Na regen komt zonneschijn
12 februari 2017 - Green Patch, Australië
Woensdag 8 tot en met vrijdag 10 februari
Gewekt worden door een concert van krekels. Uit de deur van de camper komen en omgeven zijn door prachtige bomen en een ruisende wind. Gezang horen van onbekende vogels. Groen zien en helaas een grijze lucht. Maar het was droog. Ik kon mijn geluk niet op, wat een prachtige plek is dit.
Max had gisteravond in de meer dan stromende regen nog een luifel opgehangen en bevestigd waardoor het binnen in de camper droog bleef. Daardoor hadden we ook wat waslijnen en konden we alle natte kleren te drogen hangen.
Stil zitten en kijken en luisteren. Dat is wat we de eerste uren hebben gedaan.
Verder hebben we rondgedwaald en kwamen we toch wat bijzondere dingen tegen.
Bij de toiletten hangt een poster waarop staat dat er tussen december en maart haaien in de baai kunnen zwemmen. Kijk dus goed uit was het advies.
Ook kunnen er twee soorten slangen op de camping rondsluipen, de ene bijt wel maar is niet giftig en aan de bijt moet je wel wat laten doen. De andere bijt en is ook giftig maar je gaat er niet dood aan maar je moet wel naar het ziekenhuis. Goed om te weten …….
Bij de opgang naar het strand hangt een poster dat er Portugese oorlogsschepen in de zee zitten. Dat zijn kwallen waar je maar beter niet mee in aanraking kunt komen, het advies is om als de aanraking er toch is je 20 minuten onder een hete douche moest gaan staan (zal hier niet meevallen op de camping want de heet water voorziening is nogal wisselend). We moesten dus nog aan onze eerste wandeling beginnen!
Het strand is prachtig en het zand is heel fijn wit schelpenzand. Het piept als je er op loopt. De zee ziet er echt verleidelijk uit, de golven rollen majestueus af en aan en het blauw is aanlokkelijk maar geen haar op mijn hoofd die aan zwemmen denkt. Ik stap wel onder de douche als ik het heet heb. De koude douche welteverstaan want tie doet het wel heel goed.
Woensdag was de lucht nog grijs maar donderdag, vandaag, was het blauw van de hemel weer terug. Dat maakte het strand nog witter en de zee nog groen-blauwer. De lucht was volgetekend met slierten wit, die het ene moment het blauw van de hemel verstopten en het later weer groots teruggaven.

◆ Opdrachten:
**1)** Vat het reisverslag samen in twee zinnen.
**2)** Geef bij elke bewering aan of die klopt met het reisverslag, met ja of nee en de doorslaggevende woorden uit de tekst als citaat.
(a) Tussen december en maart kunnen er haaien in de baai zwemmen.
(b) Beide slangensoorten op de camping zijn giftig.
(c) De warmwatervoorziening op de camping werkt altijd goed.
**3)** Beantwoord deze vragen over het reisverslag.
(a) Waardoor werd de verteller gewekt?
(b) Hoe lang moet je volgens het advies onder een hete douche staan na aanraking met een Portugees oorlogsschip?
(c) Wat doet het zand als je erop loopt?

◆ Geselecteerde gegevens:
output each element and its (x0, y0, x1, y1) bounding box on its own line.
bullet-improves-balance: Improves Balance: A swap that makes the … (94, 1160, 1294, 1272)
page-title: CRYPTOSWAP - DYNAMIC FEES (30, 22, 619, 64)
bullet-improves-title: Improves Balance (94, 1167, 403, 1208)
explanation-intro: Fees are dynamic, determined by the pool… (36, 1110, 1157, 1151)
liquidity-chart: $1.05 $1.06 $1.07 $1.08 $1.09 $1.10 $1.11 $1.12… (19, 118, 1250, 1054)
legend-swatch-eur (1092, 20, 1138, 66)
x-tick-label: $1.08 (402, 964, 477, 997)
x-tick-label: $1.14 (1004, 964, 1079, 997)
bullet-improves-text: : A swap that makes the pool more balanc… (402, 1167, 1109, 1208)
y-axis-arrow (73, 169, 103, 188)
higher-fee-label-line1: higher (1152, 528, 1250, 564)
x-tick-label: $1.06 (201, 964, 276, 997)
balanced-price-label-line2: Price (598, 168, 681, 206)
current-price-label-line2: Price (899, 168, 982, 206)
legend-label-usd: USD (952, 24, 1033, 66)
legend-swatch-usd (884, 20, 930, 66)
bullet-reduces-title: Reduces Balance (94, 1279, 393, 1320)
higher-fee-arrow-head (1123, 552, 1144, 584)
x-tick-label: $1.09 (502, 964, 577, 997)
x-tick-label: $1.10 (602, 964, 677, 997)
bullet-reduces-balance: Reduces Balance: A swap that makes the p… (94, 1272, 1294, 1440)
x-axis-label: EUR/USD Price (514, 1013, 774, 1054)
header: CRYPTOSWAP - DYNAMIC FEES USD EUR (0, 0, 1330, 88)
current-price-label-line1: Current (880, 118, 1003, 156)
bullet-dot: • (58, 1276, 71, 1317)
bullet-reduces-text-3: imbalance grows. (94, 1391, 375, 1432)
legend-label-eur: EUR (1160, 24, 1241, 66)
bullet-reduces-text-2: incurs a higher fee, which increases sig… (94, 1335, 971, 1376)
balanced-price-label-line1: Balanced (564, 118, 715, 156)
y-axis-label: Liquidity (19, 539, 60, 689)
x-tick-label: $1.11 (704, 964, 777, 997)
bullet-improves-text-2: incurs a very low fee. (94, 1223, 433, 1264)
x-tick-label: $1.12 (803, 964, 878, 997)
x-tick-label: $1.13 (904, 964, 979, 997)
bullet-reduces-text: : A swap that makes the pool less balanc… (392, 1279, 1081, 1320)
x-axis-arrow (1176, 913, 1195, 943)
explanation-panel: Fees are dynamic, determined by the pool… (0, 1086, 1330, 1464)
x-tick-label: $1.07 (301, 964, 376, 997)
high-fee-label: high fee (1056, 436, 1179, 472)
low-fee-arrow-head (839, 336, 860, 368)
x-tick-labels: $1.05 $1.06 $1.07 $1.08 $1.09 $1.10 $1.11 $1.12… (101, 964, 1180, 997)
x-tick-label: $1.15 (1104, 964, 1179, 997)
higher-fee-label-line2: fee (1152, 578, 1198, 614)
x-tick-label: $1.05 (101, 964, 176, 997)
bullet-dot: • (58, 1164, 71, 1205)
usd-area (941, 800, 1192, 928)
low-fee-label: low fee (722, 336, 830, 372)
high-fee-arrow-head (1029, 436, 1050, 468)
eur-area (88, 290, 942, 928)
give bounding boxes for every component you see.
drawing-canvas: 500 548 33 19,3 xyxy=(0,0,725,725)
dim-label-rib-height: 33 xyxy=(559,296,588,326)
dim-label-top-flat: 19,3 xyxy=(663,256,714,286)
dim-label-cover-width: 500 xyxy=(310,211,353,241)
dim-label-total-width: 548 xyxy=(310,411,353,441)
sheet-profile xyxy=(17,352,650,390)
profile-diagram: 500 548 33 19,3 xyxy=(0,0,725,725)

◆ Verwachte antwoorden:
**1)** Na een avond met stromende regen werd de verteller op een prachtige, droge plek in Green Patch gewekt, en dankzij de luifel die Max had opgehangen bleef het binnen in de camper droog. Posters waarschuwen voor haaien, slangen en Portugese oorlogsschepen, en hoewel het strand met fijn wit schelpenzand prachtig is en donderdag de blauwe lucht terugkwam, denkt de verteller niet aan zwemmen.

**2)**
(a) Ja: "tussen december en maart haaien in de baai kunnen zwemmen"
(b) Nee: "de ene bijt wel maar is niet giftig"
(c) Nee: "de heet water voorziening is nogal wisselend"

**3)**
(a) Door een concert van krekels.
(b) 20 minuten.
(c) Het piept.